## WORK REQUIRED
With the pictures left out, write out exactly the lines from the one containing "Extract all readable text from this page." through the end.

[Start of INFORMATION SHOWN]

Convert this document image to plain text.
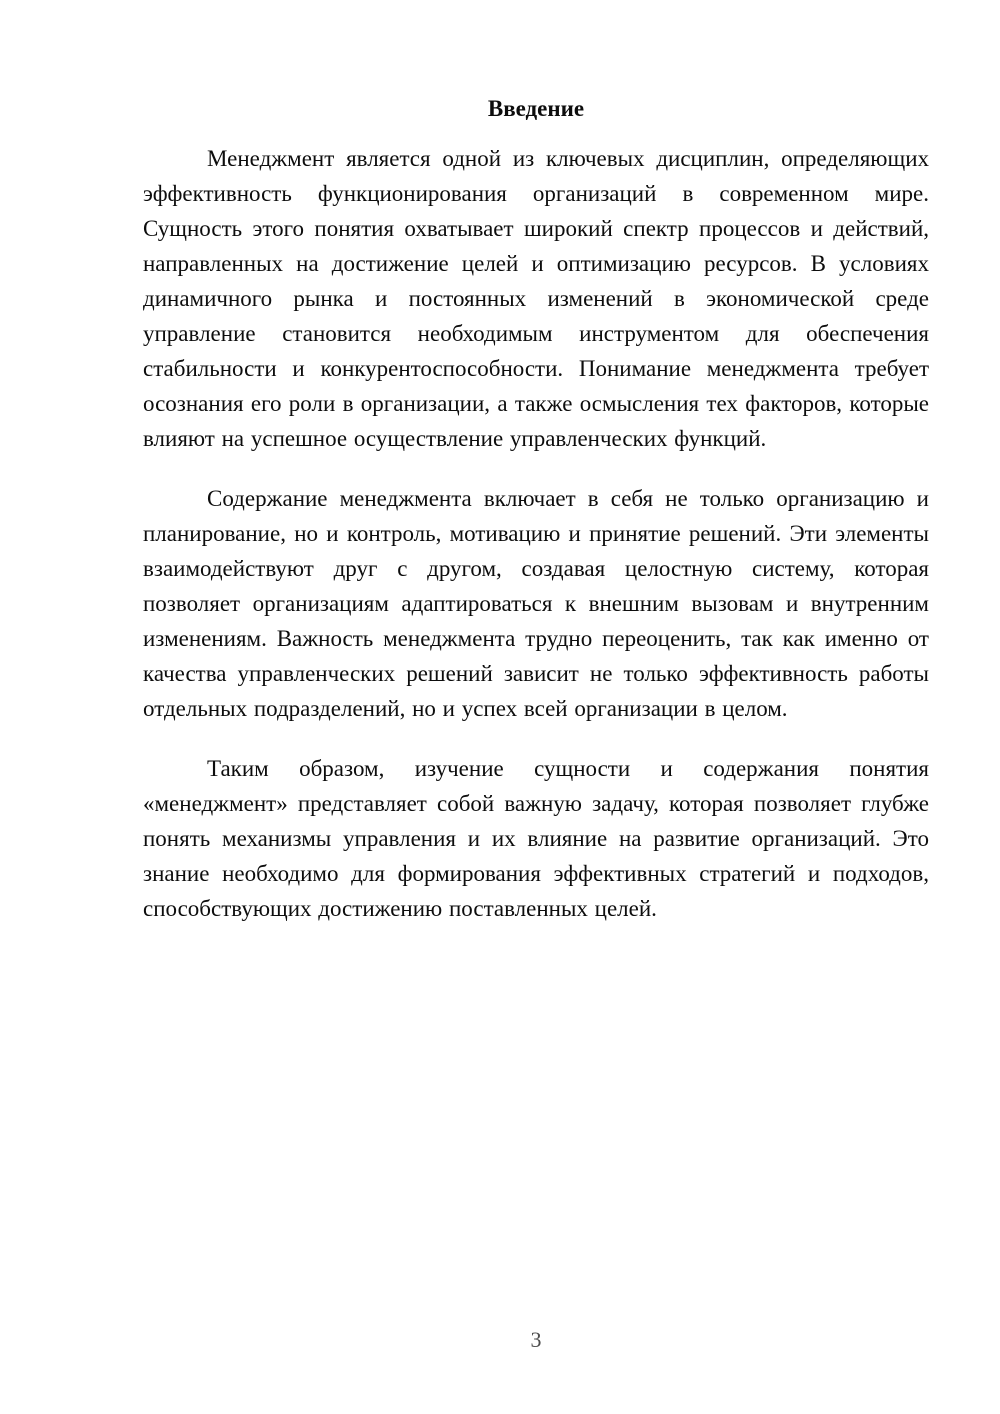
Введение

Менеджмент является одной из ключевых дисциплин, определяющих эффективность функционирования организаций в современном мире. Сущность этого понятия охватывает широкий спектр процессов и действий, направленных на достижение целей и оптимизацию ресурсов. В условиях динамичного рынка и постоянных изменений в экономической среде управление становится необходимым инструментом для обеспечения стабильности и конкурентоспособности. Понимание менеджмента требует осознания его роли в организации, а также осмысления тех факторов, которые влияют на успешное осуществление управленческих функций.

Содержание менеджмента включает в себя не только организацию и планирование, но и контроль, мотивацию и принятие решений. Эти элементы взаимодействуют друг с другом, создавая целостную систему, которая позволяет организациям адаптироваться к внешним вызовам и внутренним изменениям. Важность менеджмента трудно переоценить, так как именно от качества управленческих решений зависит не только эффективность работы отдельных подразделений, но и успех всей организации в целом.

Таким образом, изучение сущности и содержания понятия «менеджмент» представляет собой важную задачу, которая позволяет глубже понять механизмы управления и их влияние на развитие организаций. Это знание необходимо для формирования эффективных стратегий и подходов, способствующих достижению поставленных целей.

3
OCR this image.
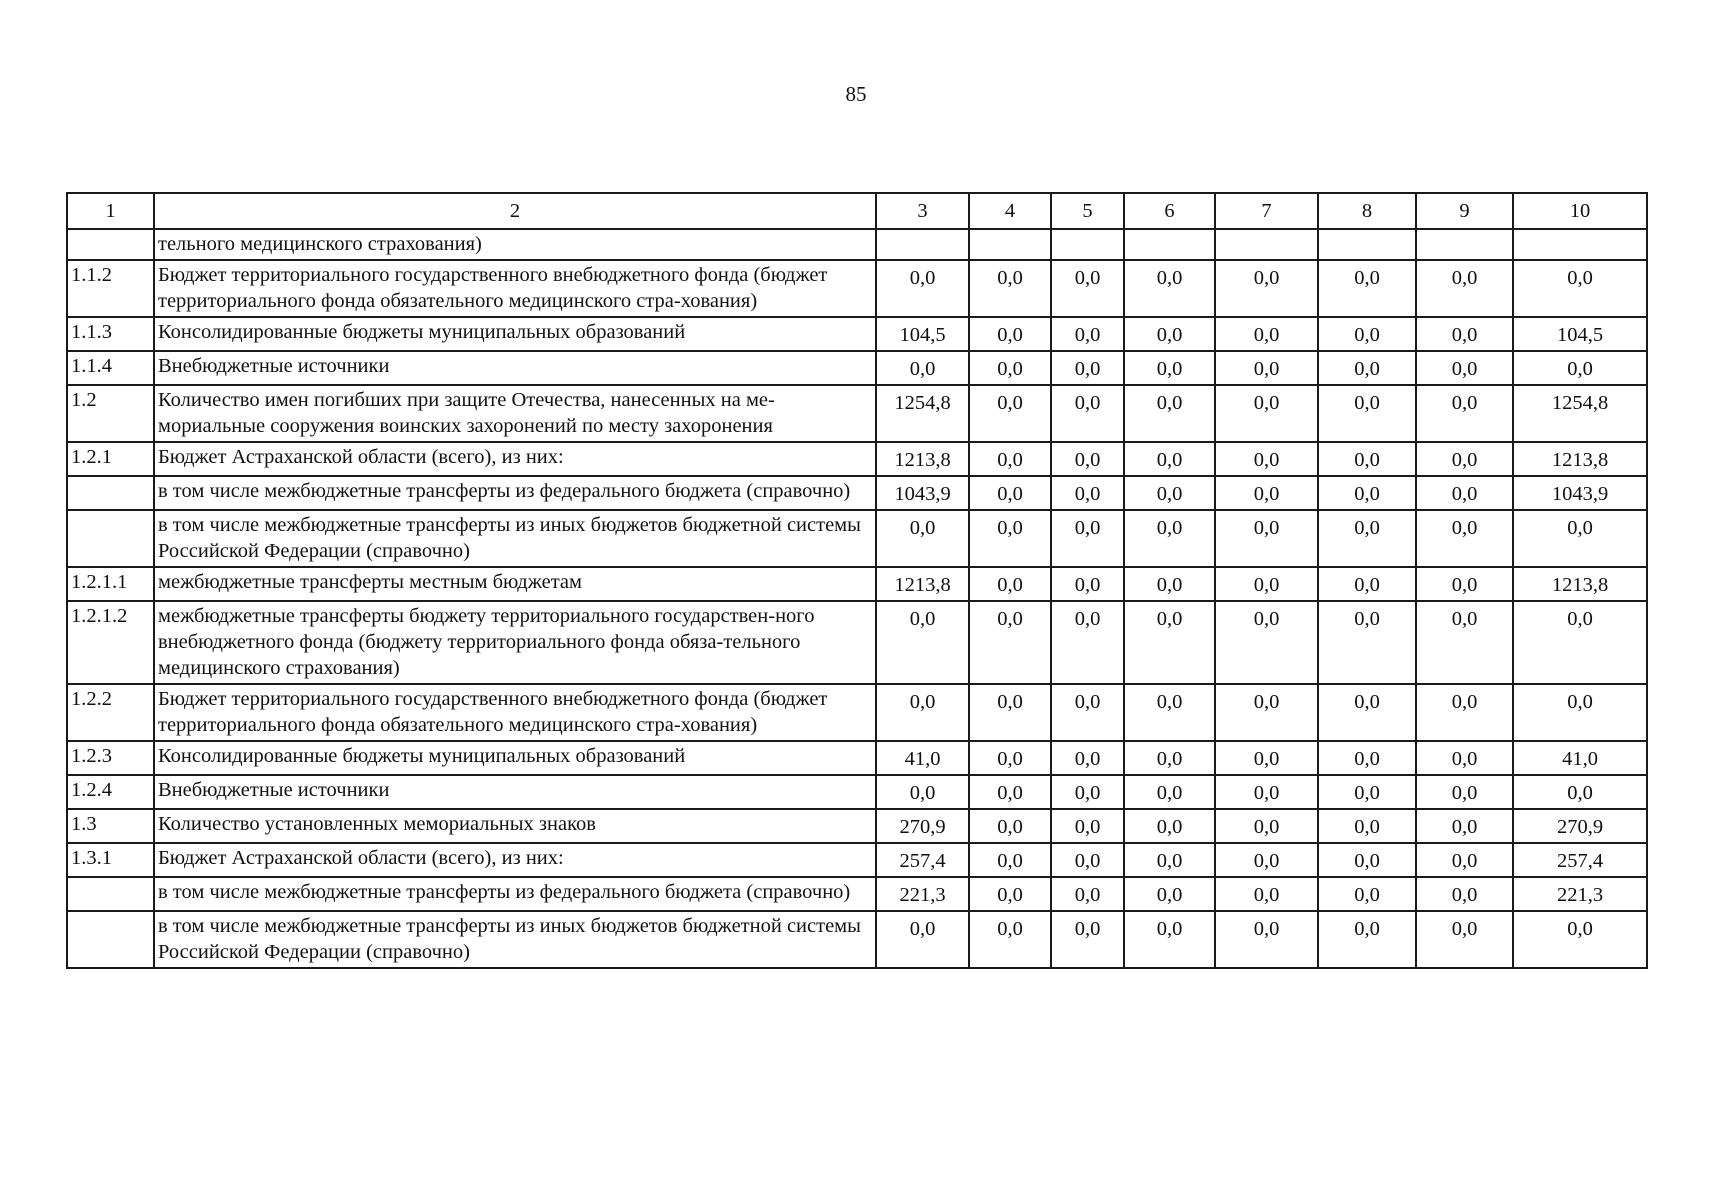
85
1	2	3	4	5	6	7	8	9	10
	тельного медицинского страхования)								
1.1.2	Бюджет территориального государственного внебюджетного фонда (бюджет территориального фонда обязательного медицинского стра-хования)	0,0	0,0	0,0	0,0	0,0	0,0	0,0	0,0
1.1.3	Консолидированные бюджеты муниципальных образований	104,5	0,0	0,0	0,0	0,0	0,0	0,0	104,5
1.1.4	Внебюджетные источники	0,0	0,0	0,0	0,0	0,0	0,0	0,0	0,0
1.2	Количество имен погибших при защите Отечества, нанесенных на ме-мориальные сооружения воинских захоронений по месту захоронения	1254,8	0,0	0,0	0,0	0,0	0,0	0,0	1254,8
1.2.1	Бюджет Астраханской области (всего), из них:	1213,8	0,0	0,0	0,0	0,0	0,0	0,0	1213,8
	в том числе межбюджетные трансферты из федерального бюджета (справочно)	1043,9	0,0	0,0	0,0	0,0	0,0	0,0	1043,9
	в том числе межбюджетные трансферты из иных бюджетов бюджетной системы Российской Федерации (справочно)	0,0	0,0	0,0	0,0	0,0	0,0	0,0	0,0
1.2.1.1	межбюджетные трансферты местным бюджетам	1213,8	0,0	0,0	0,0	0,0	0,0	0,0	1213,8
1.2.1.2	межбюджетные трансферты бюджету территориального государствен-ного внебюджетного фонда (бюджету территориального фонда обяза-тельного медицинского страхования)	0,0	0,0	0,0	0,0	0,0	0,0	0,0	0,0
1.2.2	Бюджет территориального государственного внебюджетного фонда (бюджет территориального фонда обязательного медицинского стра-хования)	0,0	0,0	0,0	0,0	0,0	0,0	0,0	0,0
1.2.3	Консолидированные бюджеты муниципальных образований	41,0	0,0	0,0	0,0	0,0	0,0	0,0	41,0
1.2.4	Внебюджетные источники	0,0	0,0	0,0	0,0	0,0	0,0	0,0	0,0
1.3	Количество установленных мемориальных знаков	270,9	0,0	0,0	0,0	0,0	0,0	0,0	270,9
1.3.1	Бюджет Астраханской области (всего), из них:	257,4	0,0	0,0	0,0	0,0	0,0	0,0	257,4
	в том числе межбюджетные трансферты из федерального бюджета (справочно)	221,3	0,0	0,0	0,0	0,0	0,0	0,0	221,3
	в том числе межбюджетные трансферты из иных бюджетов бюджетной системы Российской Федерации (справочно)	0,0	0,0	0,0	0,0	0,0	0,0	0,0	0,0
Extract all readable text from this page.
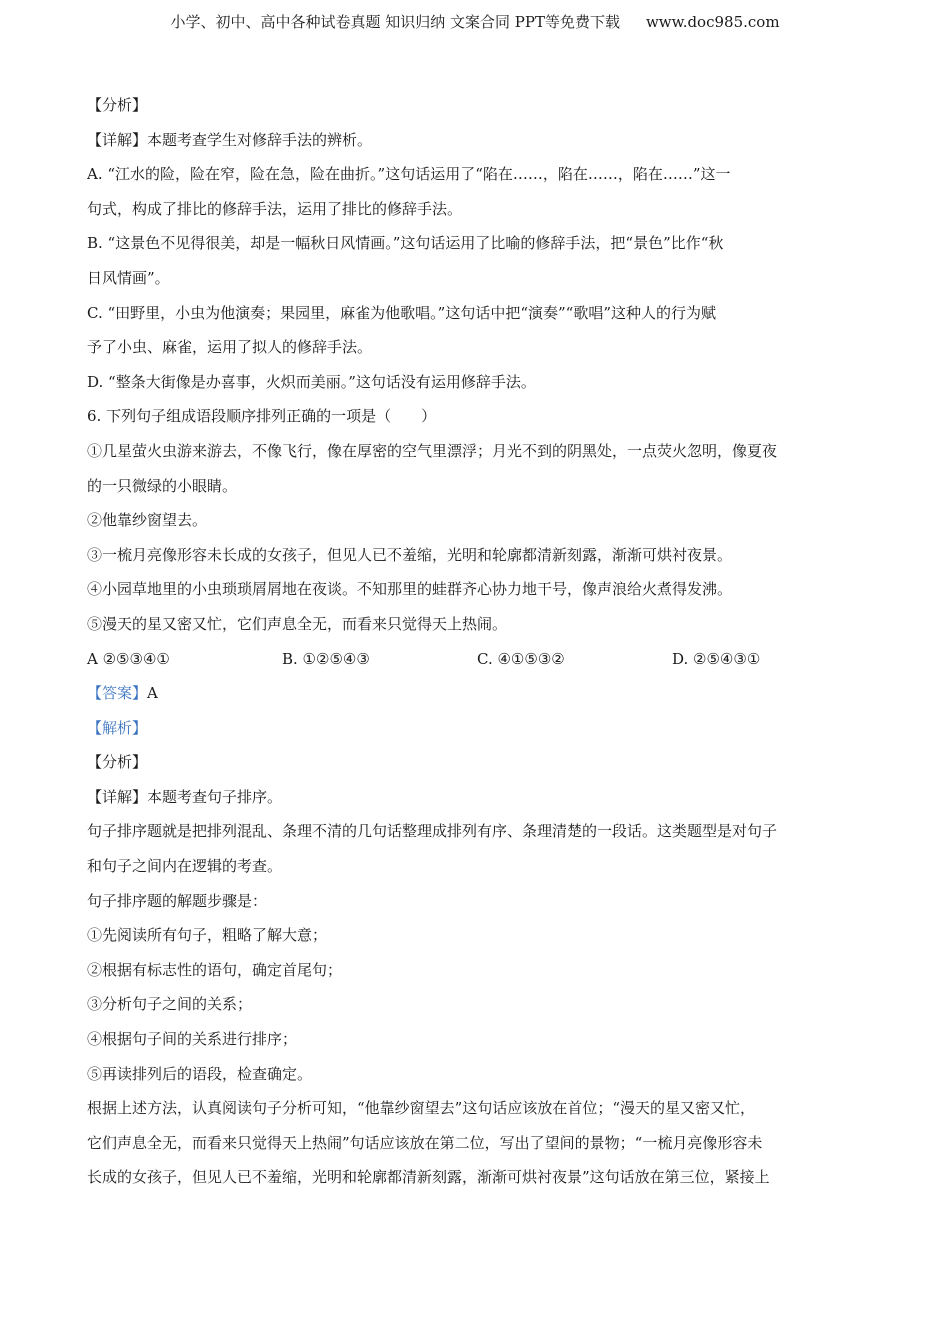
小学、初中、高中各种试卷真题 知识归纳 文案合同 PPT等免费下载 www.doc985.com
【分析】
【详解】本题考查学生对修辞手法的辨析。
A. “江水的险，险在窄，险在急，险在曲折。”这句话运用了“陷在……，陷在……，陷在……”这一
句式，构成了排比的修辞手法，运用了排比的修辞手法。
B. “这景色不见得很美，却是一幅秋日风情画。”这句话运用了比喻的修辞手法，把“景色”比作“秋
日风情画”。
C. “田野里，小虫为他演奏；果园里，麻雀为他歌唱。”这句话中把“演奏”“歌唱”这种人的行为赋
予了小虫、麻雀，运用了拟人的修辞手法。
D. “整条大街像是办喜事，火炽而美丽。”这句话没有运用修辞手法。
6. 下列句子组成语段顺序排列正确的一项是（　　）
①几星萤火虫游来游去，不像飞行，像在厚密的空气里漂浮；月光不到的阴黑处，一点荧火忽明，像夏夜
的一只微绿的小眼睛。
②他靠纱窗望去。
③一梳月亮像形容未长成的女孩子，但见人已不羞缩，光明和轮廓都清新刻露，渐渐可烘衬夜景。
④小园草地里的小虫琐琐屑屑地在夜谈。不知那里的蛙群齐心协力地干号，像声浪给火煮得发沸。
⑤漫天的星又密又忙，它们声息全无，而看来只觉得天上热闹。
A ②⑤③④①	B. ①②⑤④③	C. ④①⑤③②	D. ②⑤④③①
【答案】A
【解析】
【分析】
【详解】本题考查句子排序。
句子排序题就是把排列混乱、条理不清的几句话整理成排列有序、条理清楚的一段话。这类题型是对句子
和句子之间内在逻辑的考查。
句子排序题的解题步骤是：
①先阅读所有句子，粗略了解大意；
②根据有标志性的语句，确定首尾句；
③分析句子之间的关系；
④根据句子间的关系进行排序；
⑤再读排列后的语段，检查确定。
根据上述方法，认真阅读句子分析可知，“他靠纱窗望去”这句话应该放在首位；“漫天的星又密又忙，
它们声息全无，而看来只觉得天上热闹”句话应该放在第二位，写出了望间的景物；“一梳月亮像形容未
长成的女孩子，但见人已不羞缩，光明和轮廓都清新刻露，渐渐可烘衬夜景”这句话放在第三位，紧接上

[End of INFORMATION SHOWN]

## WRITTEN RESPONSE
Extract all readable text from this page.
小学、初中、高中各种试卷真题 知识归纳 文案合同 PPT等免费下载 www.doc985.com
【分析】
【详解】本题考查学生对修辞手法的辨析。
A. “江水的险，险在窄，险在急，险在曲折。”这句话运用了“陷在……，陷在……，陷在……”这一
句式，构成了排比的修辞手法，运用了排比的修辞手法。
B. “这景色不见得很美，却是一幅秋日风情画。”这句话运用了比喻的修辞手法，把“景色”比作“秋
日风情画”。
C. “田野里，小虫为他演奏；果园里，麻雀为他歌唱。”这句话中把“演奏”“歌唱”这种人的行为赋
予了小虫、麻雀，运用了拟人的修辞手法。
D. “整条大街像是办喜事，火炽而美丽。”这句话没有运用修辞手法。
6. 下列句子组成语段顺序排列正确的一项是（　　）
①几星萤火虫游来游去，不像飞行，像在厚密的空气里漂浮；月光不到的阴黑处，一点荧火忽明，像夏夜
的一只微绿的小眼睛。
②他靠纱窗望去。
③一梳月亮像形容未长成的女孩子，但见人已不羞缩，光明和轮廓都清新刻露，渐渐可烘衬夜景。
④小园草地里的小虫琐琐屑屑地在夜谈。不知那里的蛙群齐心协力地干号，像声浪给火煮得发沸。
⑤漫天的星又密又忙，它们声息全无，而看来只觉得天上热闹。
A ②⑤③④①	B. ①②⑤④③	C. ④①⑤③②	D. ②⑤④③①
【答案】A
【解析】
【分析】
【详解】本题考查句子排序。
句子排序题就是把排列混乱、条理不清的几句话整理成排列有序、条理清楚的一段话。这类题型是对句子
和句子之间内在逻辑的考查。
句子排序题的解题步骤是：
①先阅读所有句子，粗略了解大意；
②根据有标志性的语句，确定首尾句；
③分析句子之间的关系；
④根据句子间的关系进行排序；
⑤再读排列后的语段，检查确定。
根据上述方法，认真阅读句子分析可知，“他靠纱窗望去”这句话应该放在首位；“漫天的星又密又忙，
它们声息全无，而看来只觉得天上热闹”句话应该放在第二位，写出了望间的景物；“一梳月亮像形容未
长成的女孩子，但见人已不羞缩，光明和轮廓都清新刻露，渐渐可烘衬夜景”这句话放在第三位，紧接上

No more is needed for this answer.